**Supplied records:**
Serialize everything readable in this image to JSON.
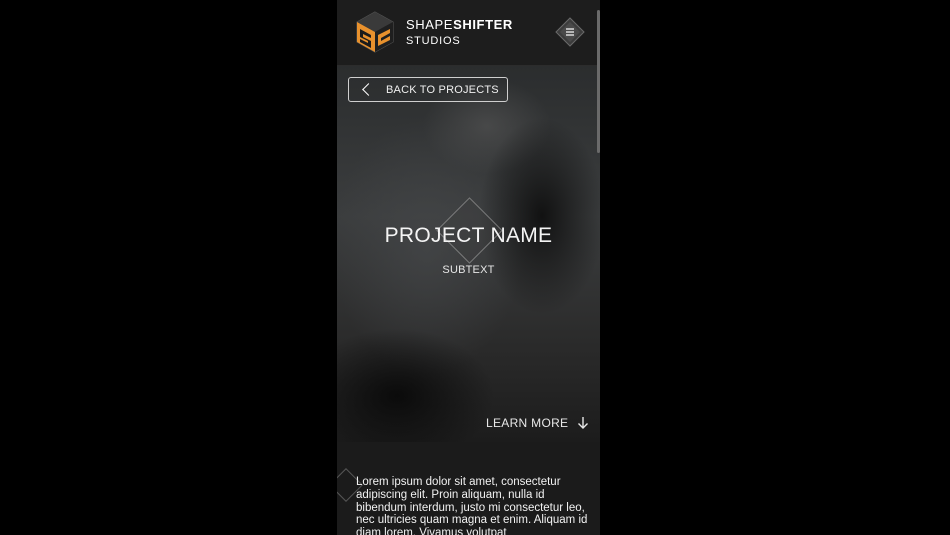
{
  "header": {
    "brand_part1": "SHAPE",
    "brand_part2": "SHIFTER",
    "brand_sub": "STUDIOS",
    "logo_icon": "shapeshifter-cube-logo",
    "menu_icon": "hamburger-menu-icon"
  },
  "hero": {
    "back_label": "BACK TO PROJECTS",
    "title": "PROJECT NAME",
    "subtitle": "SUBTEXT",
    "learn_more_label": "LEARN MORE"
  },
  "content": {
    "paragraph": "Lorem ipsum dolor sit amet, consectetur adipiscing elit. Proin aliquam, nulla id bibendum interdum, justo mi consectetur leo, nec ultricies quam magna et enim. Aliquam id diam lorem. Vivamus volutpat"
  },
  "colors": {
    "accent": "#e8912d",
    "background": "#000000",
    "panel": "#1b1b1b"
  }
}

**Exercise task:** Set down all the entries exactly as they appear, but skip any pictures.

**Exercise result:**
Serialize everything readable in this image to JSON.
{
  "header": {
    "brand_part1": "SHAPE",
    "brand_part2": "SHIFTER",
    "brand_sub": "STUDIOS",
    "logo_icon": "shapeshifter-cube-logo",
    "menu_icon": "hamburger-menu-icon"
  },
  "hero": {
    "back_label": "BACK TO PROJECTS",
    "title": "PROJECT NAME",
    "subtitle": "SUBTEXT",
    "learn_more_label": "LEARN MORE"
  },
  "content": {
    "paragraph": "Lorem ipsum dolor sit amet, consectetur adipiscing elit. Proin aliquam, nulla id bibendum interdum, justo mi consectetur leo, nec ultricies quam magna et enim. Aliquam id diam lorem. Vivamus volutpat"
  },
  "colors": {
    "accent": "#e8912d",
    "background": "#000000",
    "panel": "#1b1b1b"
  }
}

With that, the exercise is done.